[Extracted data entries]
━━━━━━━━━━━━━━━━
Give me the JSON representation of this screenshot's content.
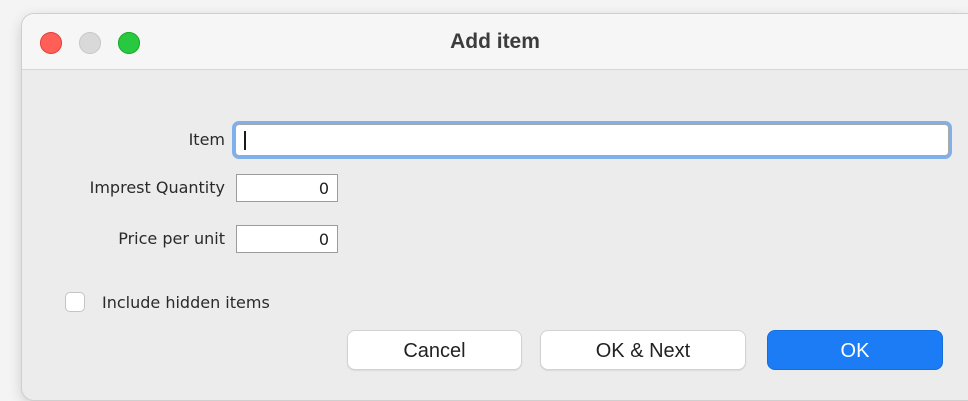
{
  "window": {
    "title": "Add item"
  },
  "form": {
    "item_label": "Item",
    "item_value": "",
    "imprest_quantity_label": "Imprest Quantity",
    "imprest_quantity_value": "0",
    "price_per_unit_label": "Price per unit",
    "price_per_unit_value": "0",
    "include_hidden_label": "Include hidden items",
    "include_hidden_checked": false
  },
  "buttons": {
    "cancel": "Cancel",
    "ok_next": "OK & Next",
    "ok": "OK"
  },
  "colors": {
    "close": "#ff5f57",
    "minimize": "#d9d9d9",
    "maximize": "#28c840",
    "focus_ring": "#7fb0ec",
    "primary": "#1c7cf5"
  }
}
━━━━━━━━━━━━━━━━
EXERCISE DETAILS:
Make an exact copy of all the material, but keep the pictures out of it.

ANSWER:
Give me the JSON representation of this screenshot's content.
{
  "window": {
    "title": "Add item"
  },
  "form": {
    "item_label": "Item",
    "item_value": "",
    "imprest_quantity_label": "Imprest Quantity",
    "imprest_quantity_value": "0",
    "price_per_unit_label": "Price per unit",
    "price_per_unit_value": "0",
    "include_hidden_label": "Include hidden items",
    "include_hidden_checked": false
  },
  "buttons": {
    "cancel": "Cancel",
    "ok_next": "OK & Next",
    "ok": "OK"
  },
  "colors": {
    "close": "#ff5f57",
    "minimize": "#d9d9d9",
    "maximize": "#28c840",
    "focus_ring": "#7fb0ec",
    "primary": "#1c7cf5"
  }
}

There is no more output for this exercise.